:: Data lines ::

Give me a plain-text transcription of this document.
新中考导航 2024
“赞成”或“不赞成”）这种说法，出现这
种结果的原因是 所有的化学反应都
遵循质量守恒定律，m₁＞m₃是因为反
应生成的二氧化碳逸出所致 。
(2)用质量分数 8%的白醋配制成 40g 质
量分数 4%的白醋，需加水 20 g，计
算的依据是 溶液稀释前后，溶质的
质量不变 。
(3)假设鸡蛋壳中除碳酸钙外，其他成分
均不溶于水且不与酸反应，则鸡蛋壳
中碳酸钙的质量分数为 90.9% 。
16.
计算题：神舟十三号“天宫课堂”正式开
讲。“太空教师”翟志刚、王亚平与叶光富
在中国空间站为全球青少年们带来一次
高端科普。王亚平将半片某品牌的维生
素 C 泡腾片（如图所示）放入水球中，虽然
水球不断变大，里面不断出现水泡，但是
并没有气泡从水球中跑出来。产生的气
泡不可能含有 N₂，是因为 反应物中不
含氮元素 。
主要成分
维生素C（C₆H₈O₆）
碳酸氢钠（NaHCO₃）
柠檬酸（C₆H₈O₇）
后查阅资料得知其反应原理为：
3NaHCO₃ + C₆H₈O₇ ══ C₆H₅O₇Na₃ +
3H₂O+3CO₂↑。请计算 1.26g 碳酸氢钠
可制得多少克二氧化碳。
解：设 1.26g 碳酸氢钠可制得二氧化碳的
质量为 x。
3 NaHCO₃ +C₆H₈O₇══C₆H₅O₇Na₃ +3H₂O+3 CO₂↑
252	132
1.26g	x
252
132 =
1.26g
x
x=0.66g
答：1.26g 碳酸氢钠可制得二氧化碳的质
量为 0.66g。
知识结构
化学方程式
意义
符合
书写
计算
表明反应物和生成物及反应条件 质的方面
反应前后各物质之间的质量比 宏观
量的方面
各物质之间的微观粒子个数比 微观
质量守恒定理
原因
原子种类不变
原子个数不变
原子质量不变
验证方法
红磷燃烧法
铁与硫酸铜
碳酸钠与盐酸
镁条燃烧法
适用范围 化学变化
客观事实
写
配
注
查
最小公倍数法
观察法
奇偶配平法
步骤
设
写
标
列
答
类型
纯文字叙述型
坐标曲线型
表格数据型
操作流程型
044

:::

Please output the entire listing exactly as it stands.

▸ Correct result:
Give me a plain-text transcription of this document.
新中考导航 2024
“赞成”或“不赞成”）这种说法，出现这
种结果的原因是 所有的化学反应都
遵循质量守恒定律，m₁＞m₃是因为反
应生成的二氧化碳逸出所致 。
(2)用质量分数 8%的白醋配制成 40g 质
量分数 4%的白醋，需加水 20 g，计
算的依据是 溶液稀释前后，溶质的
质量不变 。
(3)假设鸡蛋壳中除碳酸钙外，其他成分
均不溶于水且不与酸反应，则鸡蛋壳
中碳酸钙的质量分数为 90.9% 。
16.
计算题：神舟十三号“天宫课堂”正式开
讲。“太空教师”翟志刚、王亚平与叶光富
在中国空间站为全球青少年们带来一次
高端科普。王亚平将半片某品牌的维生
素 C 泡腾片（如图所示）放入水球中，虽然
水球不断变大，里面不断出现水泡，但是
并没有气泡从水球中跑出来。产生的气
泡不可能含有 N₂，是因为 反应物中不
含氮元素 。
主要成分
维生素C（C₆H₈O₆）
碳酸氢钠（NaHCO₃）
柠檬酸（C₆H₈O₇）
后查阅资料得知其反应原理为：
3NaHCO₃ + C₆H₈O₇ ══ C₆H₅O₇Na₃ +
3H₂O+3CO₂↑。请计算 1.26g 碳酸氢钠
可制得多少克二氧化碳。
解：设 1.26g 碳酸氢钠可制得二氧化碳的
质量为 x。
3 NaHCO₃ +C₆H₈O₇══C₆H₅O₇Na₃ +3H₂O+3 CO₂↑
252	132
1.26g	x
252
132 =
1.26g
x
x=0.66g
答：1.26g 碳酸氢钠可制得二氧化碳的质
量为 0.66g。
知识结构
化学方程式
意义
符合
书写
计算
表明反应物和生成物及反应条件 质的方面
反应前后各物质之间的质量比 宏观
量的方面
各物质之间的微观粒子个数比 微观
质量守恒定理
原因
原子种类不变
原子个数不变
原子质量不变
验证方法
红磷燃烧法
铁与硫酸铜
碳酸钠与盐酸
镁条燃烧法
适用范围 化学变化
客观事实
写
配
注
查
最小公倍数法
观察法
奇偶配平法
步骤
设
写
标
列
答
类型
纯文字叙述型
坐标曲线型
表格数据型
操作流程型
044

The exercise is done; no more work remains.